Figure content listings
____________

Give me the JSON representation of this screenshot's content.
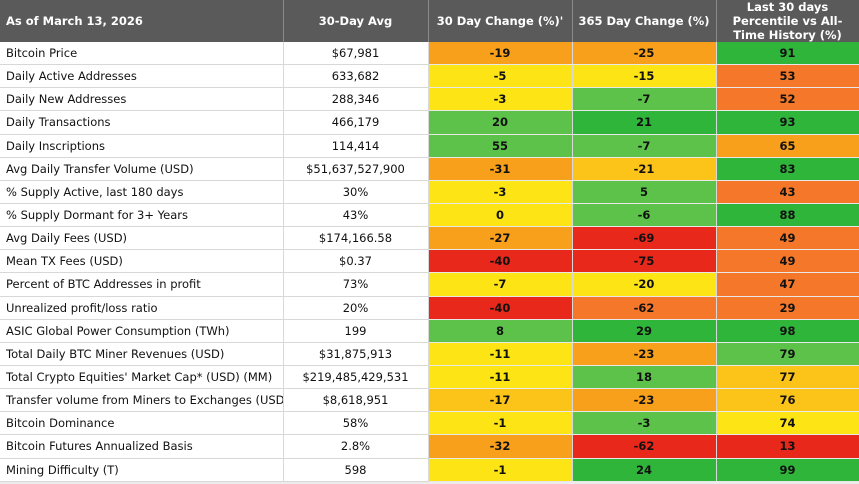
{
  "table": {
    "header": [
      "As of March 13, 2026",
      "30-Day Avg",
      "30 Day Change (%)'",
      "365 Day Change (%)",
      "Last 30 days Percentile vs All-Time History (%)"
    ],
    "rows": [
      [
        "Bitcoin Price",
        "$67,981",
        "-19",
        "-25",
        "91"
      ],
      [
        "Daily Active Addresses",
        "633,682",
        "-5",
        "-15",
        "53"
      ],
      [
        "Daily New Addresses",
        "288,346",
        "-3",
        "-7",
        "52"
      ],
      [
        "Daily Transactions",
        "466,179",
        "20",
        "21",
        "93"
      ],
      [
        "Daily Inscriptions",
        "114,414",
        "55",
        "-7",
        "65"
      ],
      [
        "Avg Daily Transfer Volume (USD)",
        "$51,637,527,900",
        "-31",
        "-21",
        "83"
      ],
      [
        "% Supply Active, last 180 days",
        "30%",
        "-3",
        "5",
        "43"
      ],
      [
        "% Supply Dormant for 3+ Years",
        "43%",
        "0",
        "-6",
        "88"
      ],
      [
        "Avg Daily Fees (USD)",
        "$174,166.58",
        "-27",
        "-69",
        "49"
      ],
      [
        "Mean TX Fees (USD)",
        "$0.37",
        "-40",
        "-75",
        "49"
      ],
      [
        "Percent of BTC Addresses in profit",
        "73%",
        "-7",
        "-20",
        "47"
      ],
      [
        "Unrealized profit/loss ratio",
        "20%",
        "-40",
        "-62",
        "29"
      ],
      [
        "ASIC Global Power Consumption (TWh)",
        "199",
        "8",
        "29",
        "98"
      ],
      [
        "Total Daily BTC Miner Revenues (USD)",
        "$31,875,913",
        "-11",
        "-23",
        "79"
      ],
      [
        "Total Crypto Equities' Market Cap* (USD) (MM)",
        "$219,485,429,531",
        "-11",
        "18",
        "77"
      ],
      [
        "Transfer volume from Miners to Exchanges (USD)",
        "$8,618,951",
        "-17",
        "-23",
        "76"
      ],
      [
        "Bitcoin Dominance",
        "58%",
        "-1",
        "-3",
        "74"
      ],
      [
        "Bitcoin Futures Annualized Basis",
        "2.8%",
        "-32",
        "-62",
        "13"
      ],
      [
        "Mining Difficulty (T)",
        "598",
        "-1",
        "24",
        "99"
      ]
    ],
    "cell_colors": [
      [
        "#f8a01c",
        "#f8a01c",
        "#2fb53a"
      ],
      [
        "#fde415",
        "#fde415",
        "#f5782a"
      ],
      [
        "#fde415",
        "#5cc24a",
        "#f5782a"
      ],
      [
        "#5cc24a",
        "#2fb53a",
        "#2fb53a"
      ],
      [
        "#5cc24a",
        "#5cc24a",
        "#f8a01c"
      ],
      [
        "#f8a01c",
        "#fcc419",
        "#2fb53a"
      ],
      [
        "#fde415",
        "#5cc24a",
        "#f5782a"
      ],
      [
        "#fde415",
        "#5cc24a",
        "#2fb53a"
      ],
      [
        "#f8a01c",
        "#e8281a",
        "#f5782a"
      ],
      [
        "#e8281a",
        "#e8281a",
        "#f5782a"
      ],
      [
        "#fde415",
        "#fde415",
        "#f5782a"
      ],
      [
        "#e8281a",
        "#f5782a",
        "#f5782a"
      ],
      [
        "#5cc24a",
        "#2fb53a",
        "#2fb53a"
      ],
      [
        "#fde415",
        "#f8a01c",
        "#5cc24a"
      ],
      [
        "#fde415",
        "#5cc24a",
        "#fcc419"
      ],
      [
        "#fcc419",
        "#f8a01c",
        "#fcc419"
      ],
      [
        "#fde415",
        "#5cc24a",
        "#fde415"
      ],
      [
        "#f8a01c",
        "#e8281a",
        "#e8281a"
      ],
      [
        "#fde415",
        "#2fb53a",
        "#2fb53a"
      ]
    ]
  }
}
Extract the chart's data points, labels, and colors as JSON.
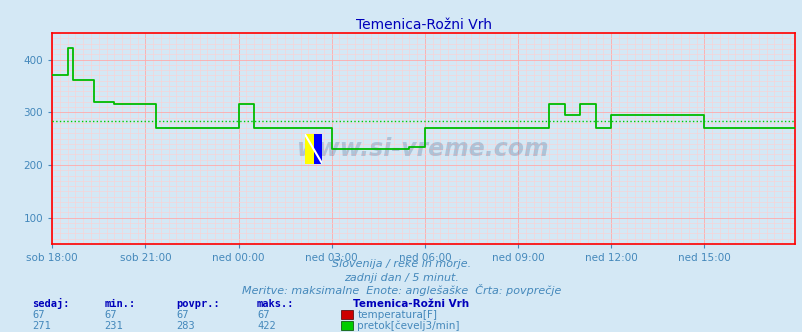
{
  "title": "Temenica-Rožni Vrh",
  "bg_color": "#d4e8f5",
  "plot_bg_color": "#d4e8f5",
  "title_color": "#0000bb",
  "title_fontsize": 10,
  "xlim": [
    0,
    287
  ],
  "ylim": [
    50,
    450
  ],
  "yticks": [
    100,
    200,
    300,
    400
  ],
  "xtick_labels": [
    "sob 18:00",
    "sob 21:00",
    "ned 00:00",
    "ned 03:00",
    "ned 06:00",
    "ned 09:00",
    "ned 12:00",
    "ned 15:00"
  ],
  "xtick_positions": [
    0,
    36,
    72,
    108,
    144,
    180,
    216,
    252
  ],
  "grid_color_major": "#ffaaaa",
  "grid_color_minor": "#ffd0d0",
  "avg_line_color": "#00cc00",
  "avg_line_value": 283,
  "flow_line_color": "#00bb00",
  "axis_color": "#ff0000",
  "tick_color": "#4488bb",
  "label_color": "#4488bb",
  "watermark": "www.si-vreme.com",
  "footer_line1": "Slovenija / reke in morje.",
  "footer_line2": "zadnji dan / 5 minut.",
  "footer_line3": "Meritve: maksimalne  Enote: anglešaške  Črta: povprečje",
  "footer_color": "#4488bb",
  "table_headers": [
    "sedaj:",
    "min.:",
    "povpr.:",
    "maks.:"
  ],
  "table_header_color": "#0000bb",
  "table_values_temp": [
    67,
    67,
    67,
    67
  ],
  "table_values_flow": [
    271,
    231,
    283,
    422
  ],
  "table_value_color": "#4488bb",
  "legend_title": "Temenica-Rožni Vrh",
  "legend_entries": [
    "temperatura[F]",
    "pretok[čevelj3/min]"
  ],
  "legend_colors": [
    "#cc0000",
    "#00cc00"
  ],
  "flow_segments": [
    {
      "x_start": 0,
      "x_end": 6,
      "y": 370
    },
    {
      "x_start": 6,
      "x_end": 8,
      "y": 422
    },
    {
      "x_start": 8,
      "x_end": 16,
      "y": 362
    },
    {
      "x_start": 16,
      "x_end": 24,
      "y": 320
    },
    {
      "x_start": 24,
      "x_end": 40,
      "y": 315
    },
    {
      "x_start": 40,
      "x_end": 72,
      "y": 271
    },
    {
      "x_start": 72,
      "x_end": 78,
      "y": 315
    },
    {
      "x_start": 78,
      "x_end": 96,
      "y": 271
    },
    {
      "x_start": 96,
      "x_end": 108,
      "y": 271
    },
    {
      "x_start": 108,
      "x_end": 138,
      "y": 231
    },
    {
      "x_start": 138,
      "x_end": 144,
      "y": 235
    },
    {
      "x_start": 144,
      "x_end": 180,
      "y": 271
    },
    {
      "x_start": 180,
      "x_end": 192,
      "y": 271
    },
    {
      "x_start": 192,
      "x_end": 198,
      "y": 316
    },
    {
      "x_start": 198,
      "x_end": 204,
      "y": 295
    },
    {
      "x_start": 204,
      "x_end": 210,
      "y": 316
    },
    {
      "x_start": 210,
      "x_end": 216,
      "y": 271
    },
    {
      "x_start": 216,
      "x_end": 222,
      "y": 295
    },
    {
      "x_start": 222,
      "x_end": 252,
      "y": 295
    },
    {
      "x_start": 252,
      "x_end": 258,
      "y": 271
    },
    {
      "x_start": 258,
      "x_end": 287,
      "y": 271
    }
  ]
}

____________

**GIVEN PROBLEM**. Pick each line holding the word "Active" out of the data and copy it.

**RIGHT ANSWER**.
        "Daily Active Addresses",
        "% Supply Active, last 180 days",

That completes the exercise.